What follows is a block of records; reproduce all of it verbatim.

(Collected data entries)
──────

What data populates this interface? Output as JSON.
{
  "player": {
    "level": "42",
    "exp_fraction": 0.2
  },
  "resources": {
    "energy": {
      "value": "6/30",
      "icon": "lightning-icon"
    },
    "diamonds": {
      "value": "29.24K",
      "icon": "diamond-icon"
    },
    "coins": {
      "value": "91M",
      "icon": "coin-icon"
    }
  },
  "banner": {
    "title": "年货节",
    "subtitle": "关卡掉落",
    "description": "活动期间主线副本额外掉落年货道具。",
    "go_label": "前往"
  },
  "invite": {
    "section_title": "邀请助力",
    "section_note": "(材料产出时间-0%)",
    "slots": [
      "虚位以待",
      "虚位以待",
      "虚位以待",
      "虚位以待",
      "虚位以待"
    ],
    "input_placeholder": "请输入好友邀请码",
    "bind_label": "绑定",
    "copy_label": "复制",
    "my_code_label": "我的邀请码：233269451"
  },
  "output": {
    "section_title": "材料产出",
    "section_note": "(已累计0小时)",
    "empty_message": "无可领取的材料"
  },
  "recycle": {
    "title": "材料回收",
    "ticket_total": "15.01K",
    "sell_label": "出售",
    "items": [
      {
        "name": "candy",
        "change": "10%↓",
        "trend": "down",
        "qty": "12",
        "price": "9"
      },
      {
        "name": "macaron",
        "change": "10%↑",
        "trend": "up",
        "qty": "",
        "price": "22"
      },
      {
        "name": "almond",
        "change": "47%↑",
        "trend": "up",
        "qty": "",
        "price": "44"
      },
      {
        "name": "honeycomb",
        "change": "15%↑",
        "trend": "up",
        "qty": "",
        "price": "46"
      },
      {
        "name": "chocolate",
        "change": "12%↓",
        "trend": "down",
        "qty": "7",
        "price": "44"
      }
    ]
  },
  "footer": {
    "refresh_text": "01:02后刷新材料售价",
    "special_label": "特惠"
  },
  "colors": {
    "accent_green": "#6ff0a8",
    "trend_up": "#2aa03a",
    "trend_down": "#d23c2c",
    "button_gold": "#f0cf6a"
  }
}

──────

■ TASK ANSWER
What data populates this interface? Output as JSON.
{
  "player": {
    "level": "42",
    "exp_fraction": 0.2
  },
  "resources": {
    "energy": {
      "value": "6/30",
      "icon": "lightning-icon"
    },
    "diamonds": {
      "value": "29.24K",
      "icon": "diamond-icon"
    },
    "coins": {
      "value": "91M",
      "icon": "coin-icon"
    }
  },
  "banner": {
    "title": "年货节",
    "subtitle": "关卡掉落",
    "description": "活动期间主线副本额外掉落年货道具。",
    "go_label": "前往"
  },
  "invite": {
    "section_title": "邀请助力",
    "section_note": "(材料产出时间-0%)",
    "slots": [
      "虚位以待",
      "虚位以待",
      "虚位以待",
      "虚位以待",
      "虚位以待"
    ],
    "input_placeholder": "请输入好友邀请码",
    "bind_label": "绑定",
    "copy_label": "复制",
    "my_code_label": "我的邀请码：233269451"
  },
  "output": {
    "section_title": "材料产出",
    "section_note": "(已累计0小时)",
    "empty_message": "无可领取的材料"
  },
  "recycle": {
    "title": "材料回收",
    "ticket_total": "15.01K",
    "sell_label": "出售",
    "items": [
      {
        "name": "candy",
        "change": "10%↓",
        "trend": "down",
        "qty": "12",
        "price": "9"
      },
      {
        "name": "macaron",
        "change": "10%↑",
        "trend": "up",
        "qty": "",
        "price": "22"
      },
      {
        "name": "almond",
        "change": "47%↑",
        "trend": "up",
        "qty": "",
        "price": "44"
      },
      {
        "name": "honeycomb",
        "change": "15%↑",
        "trend": "up",
        "qty": "",
        "price": "46"
      },
      {
        "name": "chocolate",
        "change": "12%↓",
        "trend": "down",
        "qty": "7",
        "price": "44"
      }
    ]
  },
  "footer": {
    "refresh_text": "01:02后刷新材料售价",
    "special_label": "特惠"
  },
  "colors": {
    "accent_green": "#6ff0a8",
    "trend_up": "#2aa03a",
    "trend_down": "#d23c2c",
    "button_gold": "#f0cf6a"
  }
}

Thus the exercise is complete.